Records excerpted from a collection
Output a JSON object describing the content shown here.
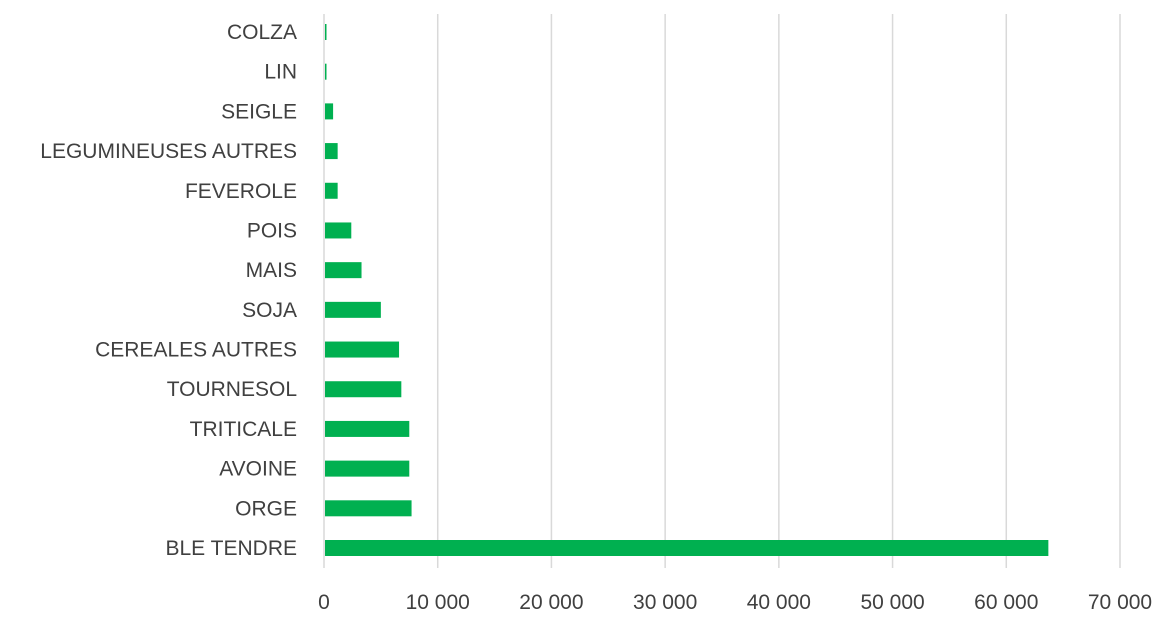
{
  "chart_data": {
    "type": "bar",
    "orientation": "horizontal",
    "categories": [
      "BLE TENDRE",
      "ORGE",
      "AVOINE",
      "TRITICALE",
      "TOURNESOL",
      "CEREALES AUTRES",
      "SOJA",
      "MAIS",
      "POIS",
      "FEVEROLE",
      "LEGUMINEUSES AUTRES",
      "SEIGLE",
      "LIN",
      "COLZA"
    ],
    "values": [
      63700,
      7700,
      7500,
      7500,
      6800,
      6600,
      5000,
      3300,
      2400,
      1200,
      1200,
      800,
      150,
      150
    ],
    "xlim": [
      0,
      70000
    ],
    "x_ticks": [
      0,
      10000,
      20000,
      30000,
      40000,
      50000,
      60000,
      70000
    ],
    "x_tick_labels": [
      "0",
      "10 000",
      "20 000",
      "30 000",
      "40 000",
      "50 000",
      "60 000",
      "70 000"
    ],
    "title": "",
    "xlabel": "",
    "ylabel": "",
    "grid": true,
    "legend": "none",
    "bar_color": "#00b050",
    "gridline_color": "#d9d9d9",
    "text_color": "#404040"
  }
}
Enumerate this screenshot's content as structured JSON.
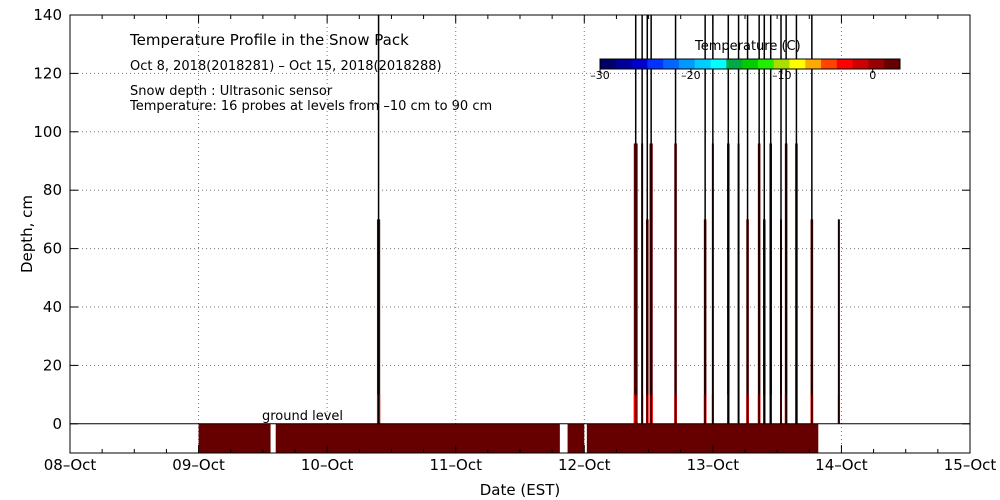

AIM
Repeat each record exactly as shown above, dropping all images.

SOLVED EXERCISE
Output a JSON object describing the content shown here.
{
  "chart_data": {
    "type": "bar",
    "orientation": "horizontal",
    "categories": [
      "BLE TENDRE",
      "ORGE",
      "AVOINE",
      "TRITICALE",
      "TOURNESOL",
      "CEREALES AUTRES",
      "SOJA",
      "MAIS",
      "POIS",
      "FEVEROLE",
      "LEGUMINEUSES AUTRES",
      "SEIGLE",
      "LIN",
      "COLZA"
    ],
    "values": [
      63700,
      7700,
      7500,
      7500,
      6800,
      6600,
      5000,
      3300,
      2400,
      1200,
      1200,
      800,
      150,
      150
    ],
    "xlim": [
      0,
      70000
    ],
    "x_ticks": [
      0,
      10000,
      20000,
      30000,
      40000,
      50000,
      60000,
      70000
    ],
    "x_tick_labels": [
      "0",
      "10 000",
      "20 000",
      "30 000",
      "40 000",
      "50 000",
      "60 000",
      "70 000"
    ],
    "title": "",
    "xlabel": "",
    "ylabel": "",
    "grid": true,
    "legend": "none",
    "bar_color": "#00b050",
    "gridline_color": "#d9d9d9",
    "text_color": "#404040"
  }
}
Enumerate this screenshot's content as structured JSON.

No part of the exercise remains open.